# Instructions for the task
Gather every line below where "color" appears.

━━ Input records

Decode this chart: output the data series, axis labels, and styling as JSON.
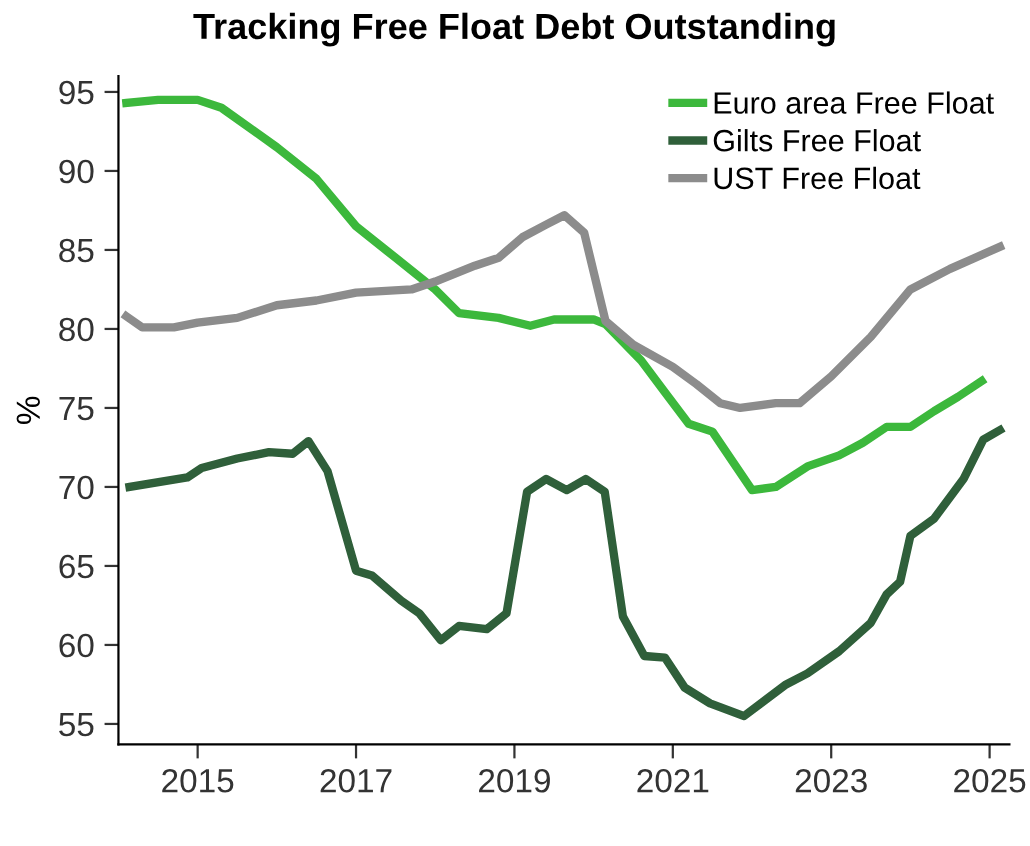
{
  "chart_data": {
    "type": "line",
    "title": "Tracking Free Float Debt Outstanding",
    "ylabel": "%",
    "xlim": [
      2014.0,
      2025.25
    ],
    "xticks": [
      2015,
      2017,
      2019,
      2021,
      2023,
      2025
    ],
    "ylim": [
      53.7,
      96
    ],
    "yticks": [
      55,
      60,
      65,
      70,
      75,
      80,
      85,
      90,
      95
    ],
    "grid": false,
    "legend": "top right",
    "marker": "none",
    "line_style": "solid",
    "series": [
      {
        "name": "Euro area Free Float",
        "color": "#3cb83c",
        "x": [
          2014.1,
          2014.5,
          2015.0,
          2015.3,
          2016.0,
          2016.5,
          2017.0,
          2017.5,
          2018.0,
          2018.3,
          2018.8,
          2019.2,
          2019.5,
          2020.0,
          2020.15,
          2020.6,
          2020.9,
          2021.2,
          2021.5,
          2022.0,
          2022.3,
          2022.7,
          2023.1,
          2023.4,
          2023.7,
          2024.0,
          2024.3,
          2024.6,
          2024.9
        ],
        "values": [
          94.3,
          94.5,
          94.5,
          94.0,
          91.5,
          89.5,
          86.5,
          84.5,
          82.5,
          81.0,
          80.7,
          80.2,
          80.6,
          80.6,
          80.3,
          78.0,
          76.0,
          74.0,
          73.5,
          69.8,
          70.0,
          71.3,
          72.0,
          72.8,
          73.8,
          73.8,
          74.8,
          75.7,
          76.7
        ]
      },
      {
        "name": "Gilts Free Float",
        "color": "#2f5f3a",
        "x": [
          2014.14,
          2014.87,
          2015.05,
          2015.5,
          2015.9,
          2016.2,
          2016.4,
          2016.64,
          2017.0,
          2017.2,
          2017.57,
          2017.8,
          2018.07,
          2018.3,
          2018.65,
          2018.9,
          2019.16,
          2019.4,
          2019.66,
          2019.9,
          2020.14,
          2020.37,
          2020.64,
          2020.9,
          2021.15,
          2021.47,
          2021.9,
          2022.43,
          2022.7,
          2023.1,
          2023.5,
          2023.7,
          2023.87,
          2024.0,
          2024.3,
          2024.67,
          2024.92,
          2025.13
        ],
        "values": [
          70.0,
          70.6,
          71.2,
          71.8,
          72.2,
          72.1,
          72.9,
          71.0,
          64.7,
          64.4,
          62.8,
          62.0,
          60.3,
          61.2,
          61.0,
          62.0,
          69.7,
          70.5,
          69.8,
          70.5,
          69.7,
          61.8,
          59.3,
          59.2,
          57.3,
          56.3,
          55.5,
          57.5,
          58.2,
          59.6,
          61.4,
          63.2,
          64.0,
          66.9,
          68.0,
          70.5,
          73.0,
          73.6
        ]
      },
      {
        "name": "UST Free Float",
        "color": "#8c8c8c",
        "x": [
          2014.1,
          2014.3,
          2014.7,
          2015.0,
          2015.5,
          2016.0,
          2016.5,
          2017.0,
          2017.7,
          2018.0,
          2018.5,
          2018.8,
          2019.1,
          2019.4,
          2019.63,
          2019.88,
          2020.15,
          2020.5,
          2021.0,
          2021.3,
          2021.6,
          2021.85,
          2022.3,
          2022.6,
          2023.0,
          2023.5,
          2024.0,
          2024.5,
          2025.13
        ],
        "values": [
          80.8,
          80.1,
          80.1,
          80.4,
          80.7,
          81.5,
          81.8,
          82.3,
          82.5,
          83.0,
          84.0,
          84.5,
          85.8,
          86.6,
          87.2,
          86.1,
          80.5,
          79.0,
          77.6,
          76.5,
          75.3,
          75.0,
          75.3,
          75.3,
          77.0,
          79.5,
          82.5,
          83.8,
          85.2
        ]
      }
    ]
  }
}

━━━━

# Finished task
        "color": "#3cb83c",
        "color": "#2f5f3a",
        "color": "#8c8c8c",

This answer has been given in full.